Extract all of the data and reproduce it precisely.

● Extracted material
========================================================================
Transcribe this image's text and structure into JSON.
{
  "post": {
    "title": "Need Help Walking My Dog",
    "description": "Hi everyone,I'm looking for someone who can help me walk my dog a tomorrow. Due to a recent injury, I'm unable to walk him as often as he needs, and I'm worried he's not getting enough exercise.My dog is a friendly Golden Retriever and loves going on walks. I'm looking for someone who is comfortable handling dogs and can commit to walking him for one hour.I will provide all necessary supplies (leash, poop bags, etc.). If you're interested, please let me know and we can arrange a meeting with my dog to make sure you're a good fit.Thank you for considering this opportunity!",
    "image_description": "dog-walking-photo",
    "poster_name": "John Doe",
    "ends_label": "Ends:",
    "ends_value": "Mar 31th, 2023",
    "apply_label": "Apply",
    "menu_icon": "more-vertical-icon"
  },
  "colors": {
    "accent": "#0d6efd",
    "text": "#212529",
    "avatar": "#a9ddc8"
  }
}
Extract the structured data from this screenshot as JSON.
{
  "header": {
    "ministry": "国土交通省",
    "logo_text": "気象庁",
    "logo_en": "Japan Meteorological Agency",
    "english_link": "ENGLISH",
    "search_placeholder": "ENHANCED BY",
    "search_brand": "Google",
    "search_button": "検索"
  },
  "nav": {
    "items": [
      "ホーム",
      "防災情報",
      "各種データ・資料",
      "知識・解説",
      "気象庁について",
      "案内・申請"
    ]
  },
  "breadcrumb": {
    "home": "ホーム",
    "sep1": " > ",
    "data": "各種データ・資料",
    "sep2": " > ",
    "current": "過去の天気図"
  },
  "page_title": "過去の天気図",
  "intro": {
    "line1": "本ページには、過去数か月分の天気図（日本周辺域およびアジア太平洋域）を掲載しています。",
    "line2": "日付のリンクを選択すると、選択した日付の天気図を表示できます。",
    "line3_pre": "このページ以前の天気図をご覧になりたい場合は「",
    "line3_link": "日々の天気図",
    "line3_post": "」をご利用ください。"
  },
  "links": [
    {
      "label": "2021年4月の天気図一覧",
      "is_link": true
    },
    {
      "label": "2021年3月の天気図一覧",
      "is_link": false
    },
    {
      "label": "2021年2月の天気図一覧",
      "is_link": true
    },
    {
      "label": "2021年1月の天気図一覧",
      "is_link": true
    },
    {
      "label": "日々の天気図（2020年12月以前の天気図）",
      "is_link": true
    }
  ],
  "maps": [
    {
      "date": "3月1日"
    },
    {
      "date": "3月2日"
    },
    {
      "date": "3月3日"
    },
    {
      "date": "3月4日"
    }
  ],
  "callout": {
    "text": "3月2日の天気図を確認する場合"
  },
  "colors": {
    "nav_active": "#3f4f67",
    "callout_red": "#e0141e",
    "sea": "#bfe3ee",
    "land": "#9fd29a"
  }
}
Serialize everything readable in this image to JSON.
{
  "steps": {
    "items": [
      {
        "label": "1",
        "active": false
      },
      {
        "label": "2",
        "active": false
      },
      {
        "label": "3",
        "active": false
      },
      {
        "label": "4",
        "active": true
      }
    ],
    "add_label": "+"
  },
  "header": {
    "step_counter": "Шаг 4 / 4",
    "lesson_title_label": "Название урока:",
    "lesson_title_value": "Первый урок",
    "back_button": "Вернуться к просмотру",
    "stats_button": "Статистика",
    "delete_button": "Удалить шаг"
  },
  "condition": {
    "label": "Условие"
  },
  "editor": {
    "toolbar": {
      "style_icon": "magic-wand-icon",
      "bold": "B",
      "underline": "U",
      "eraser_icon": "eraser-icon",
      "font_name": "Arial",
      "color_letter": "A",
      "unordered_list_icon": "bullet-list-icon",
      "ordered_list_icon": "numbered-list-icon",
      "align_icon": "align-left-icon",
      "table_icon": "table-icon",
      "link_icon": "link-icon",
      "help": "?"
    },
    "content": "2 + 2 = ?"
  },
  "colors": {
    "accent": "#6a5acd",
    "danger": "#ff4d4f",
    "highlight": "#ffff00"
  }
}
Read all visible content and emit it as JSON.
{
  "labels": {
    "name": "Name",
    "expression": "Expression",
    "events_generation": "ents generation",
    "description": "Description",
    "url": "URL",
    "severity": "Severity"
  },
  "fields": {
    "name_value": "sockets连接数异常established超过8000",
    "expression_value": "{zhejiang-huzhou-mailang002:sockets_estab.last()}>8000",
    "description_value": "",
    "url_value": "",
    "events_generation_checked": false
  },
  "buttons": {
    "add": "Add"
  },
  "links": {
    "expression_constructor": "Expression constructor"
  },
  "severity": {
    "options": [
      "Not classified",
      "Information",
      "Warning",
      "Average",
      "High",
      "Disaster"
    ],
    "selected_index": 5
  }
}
========================================================================
● Complete output
Transcribe this image's text and structure into JSON.
{
  "post": {
    "title": "Need Help Walking My Dog",
    "description": "Hi everyone,I'm looking for someone who can help me walk my dog a tomorrow. Due to a recent injury, I'm unable to walk him as often as he needs, and I'm worried he's not getting enough exercise.My dog is a friendly Golden Retriever and loves going on walks. I'm looking for someone who is comfortable handling dogs and can commit to walking him for one hour.I will provide all necessary supplies (leash, poop bags, etc.). If you're interested, please let me know and we can arrange a meeting with my dog to make sure you're a good fit.Thank you for considering this opportunity!",
    "image_description": "dog-walking-photo",
    "poster_name": "John Doe",
    "ends_label": "Ends:",
    "ends_value": "Mar 31th, 2023",
    "apply_label": "Apply",
    "menu_icon": "more-vertical-icon"
  },
  "colors": {
    "accent": "#0d6efd",
    "text": "#212529",
    "avatar": "#a9ddc8"
  }
}
Extract the structured data from this screenshot as JSON.
{
  "header": {
    "ministry": "国土交通省",
    "logo_text": "気象庁",
    "logo_en": "Japan Meteorological Agency",
    "english_link": "ENGLISH",
    "search_placeholder": "ENHANCED BY",
    "search_brand": "Google",
    "search_button": "検索"
  },
  "nav": {
    "items": [
      "ホーム",
      "防災情報",
      "各種データ・資料",
      "知識・解説",
      "気象庁について",
      "案内・申請"
    ]
  },
  "breadcrumb": {
    "home": "ホーム",
    "sep1": " > ",
    "data": "各種データ・資料",
    "sep2": " > ",
    "current": "過去の天気図"
  },
  "page_title": "過去の天気図",
  "intro": {
    "line1": "本ページには、過去数か月分の天気図（日本周辺域およびアジア太平洋域）を掲載しています。",
    "line2": "日付のリンクを選択すると、選択した日付の天気図を表示できます。",
    "line3_pre": "このページ以前の天気図をご覧になりたい場合は「",
    "line3_link": "日々の天気図",
    "line3_post": "」をご利用ください。"
  },
  "links": [
    {
      "label": "2021年4月の天気図一覧",
      "is_link": true
    },
    {
      "label": "2021年3月の天気図一覧",
      "is_link": false
    },
    {
      "label": "2021年2月の天気図一覧",
      "is_link": true
    },
    {
      "label": "2021年1月の天気図一覧",
      "is_link": true
    },
    {
      "label": "日々の天気図（2020年12月以前の天気図）",
      "is_link": true
    }
  ],
  "maps": [
    {
      "date": "3月1日"
    },
    {
      "date": "3月2日"
    },
    {
      "date": "3月3日"
    },
    {
      "date": "3月4日"
    }
  ],
  "callout": {
    "text": "3月2日の天気図を確認する場合"
  },
  "colors": {
    "nav_active": "#3f4f67",
    "callout_red": "#e0141e",
    "sea": "#bfe3ee",
    "land": "#9fd29a"
  }
}
Serialize everything readable in this image to JSON.
{
  "steps": {
    "items": [
      {
        "label": "1",
        "active": false
      },
      {
        "label": "2",
        "active": false
      },
      {
        "label": "3",
        "active": false
      },
      {
        "label": "4",
        "active": true
      }
    ],
    "add_label": "+"
  },
  "header": {
    "step_counter": "Шаг 4 / 4",
    "lesson_title_label": "Название урока:",
    "lesson_title_value": "Первый урок",
    "back_button": "Вернуться к просмотру",
    "stats_button": "Статистика",
    "delete_button": "Удалить шаг"
  },
  "condition": {
    "label": "Условие"
  },
  "editor": {
    "toolbar": {
      "style_icon": "magic-wand-icon",
      "bold": "B",
      "underline": "U",
      "eraser_icon": "eraser-icon",
      "font_name": "Arial",
      "color_letter": "A",
      "unordered_list_icon": "bullet-list-icon",
      "ordered_list_icon": "numbered-list-icon",
      "align_icon": "align-left-icon",
      "table_icon": "table-icon",
      "link_icon": "link-icon",
      "help": "?"
    },
    "content": "2 + 2 = ?"
  },
  "colors": {
    "accent": "#6a5acd",
    "danger": "#ff4d4f",
    "highlight": "#ffff00"
  }
}
Read all visible content and emit it as JSON.
{
  "labels": {
    "name": "Name",
    "expression": "Expression",
    "events_generation": "ents generation",
    "description": "Description",
    "url": "URL",
    "severity": "Severity"
  },
  "fields": {
    "name_value": "sockets连接数异常established超过8000",
    "expression_value": "{zhejiang-huzhou-mailang002:sockets_estab.last()}>8000",
    "description_value": "",
    "url_value": "",
    "events_generation_checked": false
  },
  "buttons": {
    "add": "Add"
  },
  "links": {
    "expression_constructor": "Expression constructor"
  },
  "severity": {
    "options": [
      "Not classified",
      "Information",
      "Warning",
      "Average",
      "High",
      "Disaster"
    ],
    "selected_index": 5
  }
}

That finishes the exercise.